Selected passage =
- - -
Capital Resources. Shareholders’ equity was $129.9 million, or 11.64% of total assets, as of June 30, 2019, compared to $123.6 million, or 11.31% of total assets, as of December 31, 2018.
Annualized return on average equity for the six months ended June 30, 2019 was 11.74%, compared to 11.02% for the six months ended June 30, 2018. Total cash dividends paid on common stock were $2.3 million and $1.6 million for the six months ended June 30, 2019 and 2018, respectively.
The Board of Directors, at its discretion, can issue shares of preferred stock up to a maximum of 5,000,000 shares. The Board is authorized to determine the number of shares, voting powers, designations, preferences, limitations and relative rights. The Board of Directors does not currently anticipate issuing any additional series of preferred stock.
- - -
Supplied information =
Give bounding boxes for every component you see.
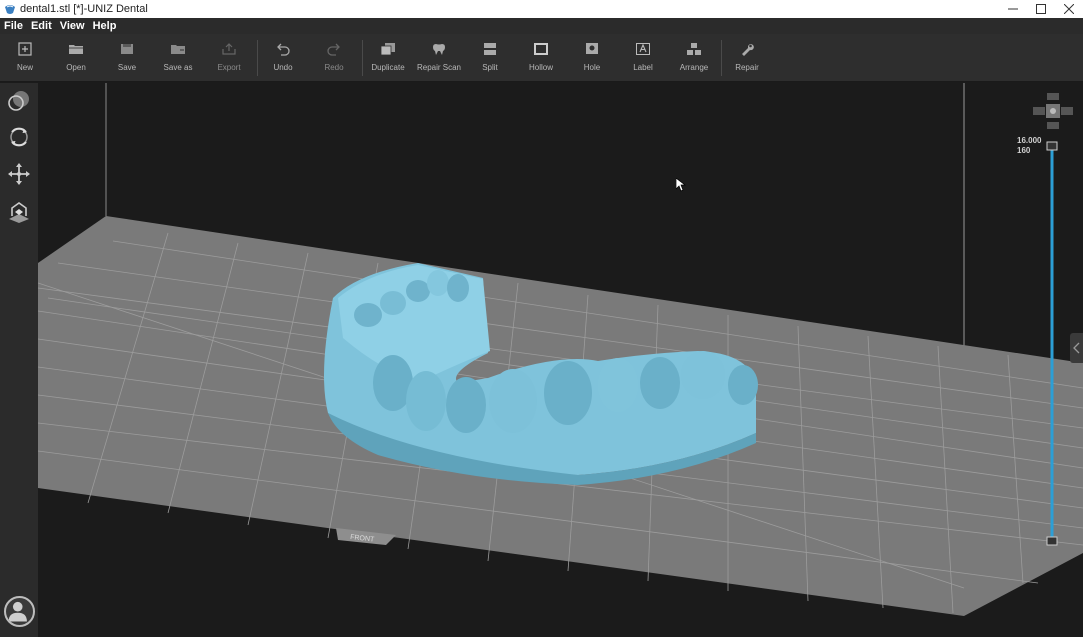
hollow-label: Hollow	[528, 63, 553, 72]
hollow-button[interactable]: Hollow	[516, 34, 566, 82]
user-avatar-icon	[8, 601, 27, 622]
hole-button[interactable]: Hole	[567, 34, 617, 82]
duplicate-button[interactable]: Duplicate	[363, 34, 413, 82]
arrange-icon	[687, 43, 701, 55]
front-label: FRONT	[350, 534, 375, 544]
export-button[interactable]: Export	[204, 34, 254, 82]
layer-slider-top-handle[interactable]	[1046, 141, 1058, 151]
toolbar: New Open Save Save as Export Undo Redo D…	[0, 34, 1083, 82]
maximize-button[interactable]	[1026, 0, 1056, 18]
repair-button[interactable]: Repair	[722, 34, 772, 82]
redo-label: Redo	[324, 63, 344, 72]
repair-scan-button[interactable]: Repair Scan	[414, 34, 464, 82]
minimize-button[interactable]	[998, 0, 1028, 18]
menu-bar: File Edit View Help	[0, 18, 1083, 34]
label-label: Label	[633, 63, 653, 72]
app-icon	[5, 5, 15, 14]
split-button[interactable]: Split	[465, 34, 515, 82]
menu-file[interactable]: File	[4, 20, 23, 32]
platform-button[interactable]	[7, 199, 31, 223]
close-button[interactable]	[1054, 0, 1083, 18]
viewport-3d[interactable]: FRONT 16.000 160	[38, 83, 1083, 637]
user-avatar[interactable]	[4, 596, 35, 627]
repair-label: Repair	[735, 63, 759, 72]
save-button[interactable]: Save	[102, 34, 152, 82]
layer-height-value: 16.000	[1017, 136, 1042, 145]
move-button[interactable]	[7, 162, 31, 186]
save-icon	[121, 44, 133, 54]
hole-label: Hole	[583, 63, 601, 72]
platform-icon	[9, 202, 29, 223]
text-label-icon	[636, 43, 650, 55]
menu-view[interactable]: View	[60, 20, 85, 32]
export-icon	[222, 43, 236, 55]
new-button[interactable]: New	[0, 34, 50, 82]
view-navigation-cube[interactable]	[1033, 93, 1073, 129]
layer-slider-bottom-handle[interactable]	[1046, 536, 1058, 546]
label-button[interactable]: Label	[618, 34, 668, 82]
move-icon	[8, 163, 30, 185]
split-icon	[484, 43, 496, 55]
title-bar: dental1.stl [*]-UNIZ Dental	[0, 0, 1083, 18]
undo-icon	[277, 43, 290, 56]
redo-button[interactable]: Redo	[309, 34, 359, 82]
wrench-icon	[742, 44, 754, 56]
undo-label: Undo	[273, 63, 293, 72]
arrange-label: Arrange	[679, 63, 709, 72]
save-label: Save	[117, 63, 137, 72]
view-mode-icon	[8, 91, 29, 111]
maximize-icon	[1036, 4, 1046, 14]
layer-index-value: 160	[1017, 146, 1031, 155]
tooth-scan-icon	[433, 44, 445, 55]
export-label: Export	[217, 63, 241, 72]
view-mode-button[interactable]	[7, 89, 31, 113]
mouse-cursor-icon	[676, 178, 686, 192]
undo-button[interactable]: Undo	[258, 34, 308, 82]
scene-canvas: FRONT	[38, 83, 1083, 616]
menu-edit[interactable]: Edit	[31, 20, 52, 32]
window-title: dental1.stl [*]-UNIZ Dental	[20, 3, 148, 15]
chevron-left-icon	[1073, 342, 1080, 354]
hollow-icon	[534, 43, 548, 55]
menu-help[interactable]: Help	[93, 20, 117, 32]
duplicate-label: Duplicate	[371, 63, 405, 72]
save-as-label: Save as	[163, 63, 193, 72]
duplicate-icon	[380, 43, 395, 56]
split-label: Split	[482, 63, 498, 72]
repair-scan-label: Repair Scan	[416, 63, 462, 72]
open-label: Open	[66, 63, 86, 72]
rotate-button[interactable]	[7, 125, 31, 149]
open-button[interactable]: Open	[51, 34, 101, 82]
right-panel-toggle[interactable]	[1070, 333, 1083, 363]
arrange-button[interactable]: Arrange	[669, 34, 719, 82]
hole-icon	[586, 43, 598, 54]
new-label: New	[16, 63, 33, 72]
side-panel	[0, 83, 38, 637]
redo-icon	[327, 43, 340, 56]
close-icon	[1064, 4, 1074, 14]
save-as-button[interactable]: Save as	[153, 34, 203, 82]
rotate-icon	[10, 127, 28, 147]
new-file-icon	[18, 42, 32, 56]
save-as-icon	[171, 45, 185, 54]
minimize-icon	[1008, 8, 1018, 10]
folder-open-icon	[69, 45, 83, 54]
- - -
Problem 1 =
Reproduce everything in the capital resources passage from "Capital Resources. Shareholders’" down to "December 31, 2018.", word for word.
Problem 2 =
In the rows, take everything from the line containing "63, 553, 72]" down to the line containing "202, 29, 223]", both included, and give those lines as a JSON list of strings, one per line, leaving out any blank lines.

Exercise answer 1 =
Capital Resources. Shareholders’ equity was $129.9 million, or 11.64% of total assets, as of June 30, 2019, compared to $123.6 million, or 11.31% of total assets, as of December 31, 2018.

Exercise answer 2 =
[
  "hollow-label: Hollow\t[528, 63, 553, 72]",
  "hollow-button[interactable]: Hollow\t[516, 34, 566, 82]",
  "user-avatar-icon\t[8, 601, 27, 622]",
  "hole-button[interactable]: Hole\t[567, 34, 617, 82]",
  "duplicate-button[interactable]: Duplicate\t[363, 34, 413, 82]",
  "arrange-icon\t[687, 43, 701, 55]",
  "front-label: FRONT\t[350, 534, 375, 544]",
  "export-button[interactable]: Export\t[204, 34, 254, 82]",
  "layer-slider-top-handle[interactable]\t[1046, 141, 1058, 151]",
  "toolbar: New Open Save Save as Export Undo Redo D…\t[0, 34, 1083, 82]",
  "maximize-button[interactable]\t[1026, 0, 1056, 18]",
  "repair-button[interactable]: Repair\t[722, 34, 772, 82]",
  "redo-label: Redo\t[324, 63, 344, 72]",
  "repair-scan-button[interactable]: Repair Scan\t[414, 34, 464, 82]",
  "minimize-button[interactable]\t[998, 0, 1028, 18]",
  "menu-bar: File Edit View Help\t[0, 18, 1083, 34]",
  "label-label: Label\t[633, 63, 653, 72]",
  "app-icon\t[5, 5, 15, 14]",
  "split-button[interactable]: Split\t[465, 34, 515, 82]",
  "menu-file[interactable]: File\t[4, 20, 23, 32]",
  "platform-button[interactable]\t[7, 199, 31, 223]",
  "close-button[interactable]\t[1054, 0, 1083, 18]",
  "viewport-3d[interactable]: FRONT 16.000 160\t[38, 83, 1083, 637]",
  "user-avatar[interactable]\t[4, 596, 35, 627]",
  "repair-label: Repair\t[735, 63, 759, 72]",
  "save-button[interactable]: Save\t[102, 34, 152, 82]",
  "layer-height-value: 16.000\t[1017, 136, 1042, 145]",
  "move-button[interactable]\t[7, 162, 31, 186]",
  "save-icon\t[121, 44, 133, 54]",
  "hole-label: Hole\t[583, 63, 601, 72]",
  "platform-icon\t[9, 202, 29, 223]"
]